Collected data entries
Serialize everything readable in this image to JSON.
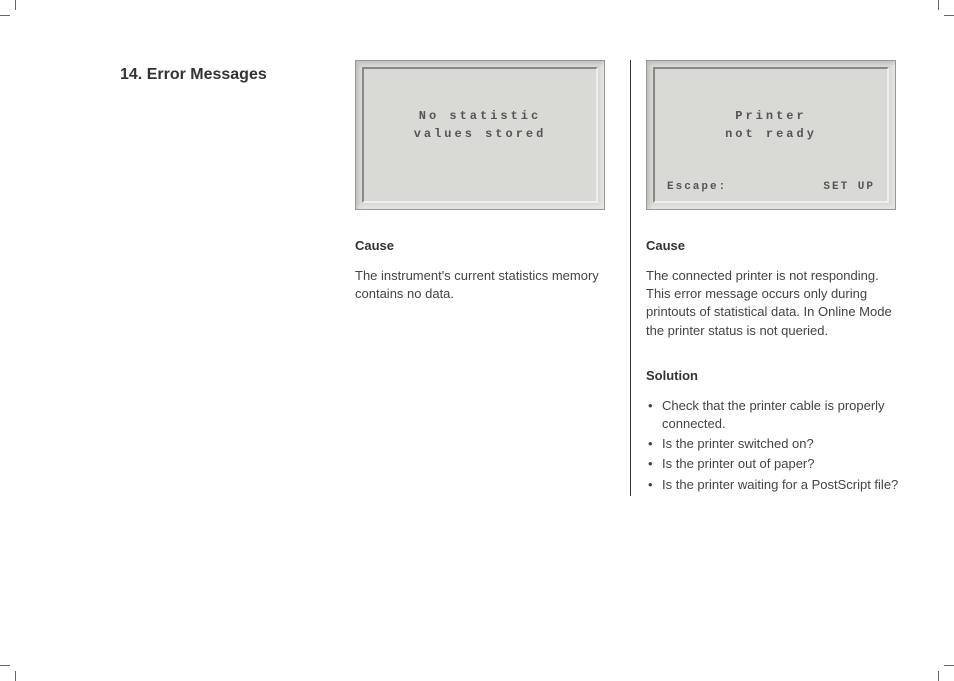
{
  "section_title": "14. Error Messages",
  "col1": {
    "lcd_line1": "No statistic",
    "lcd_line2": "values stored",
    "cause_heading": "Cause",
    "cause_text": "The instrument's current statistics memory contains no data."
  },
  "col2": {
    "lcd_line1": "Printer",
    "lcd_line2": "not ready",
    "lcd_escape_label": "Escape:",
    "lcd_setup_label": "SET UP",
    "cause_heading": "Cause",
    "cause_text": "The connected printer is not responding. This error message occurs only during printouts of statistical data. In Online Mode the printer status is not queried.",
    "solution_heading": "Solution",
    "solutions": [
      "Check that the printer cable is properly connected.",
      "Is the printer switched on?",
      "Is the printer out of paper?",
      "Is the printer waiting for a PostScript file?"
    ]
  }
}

> **Given instruction**
Scan the listing above. Gather each line that contains the word "connected".

> **Written solution**
    "cause_text": "The connected printer is not responding. This error message occurs only during printouts of statistical data. In Online Mode the printer status is not queried.",
      "Check that the printer cable is properly connected.",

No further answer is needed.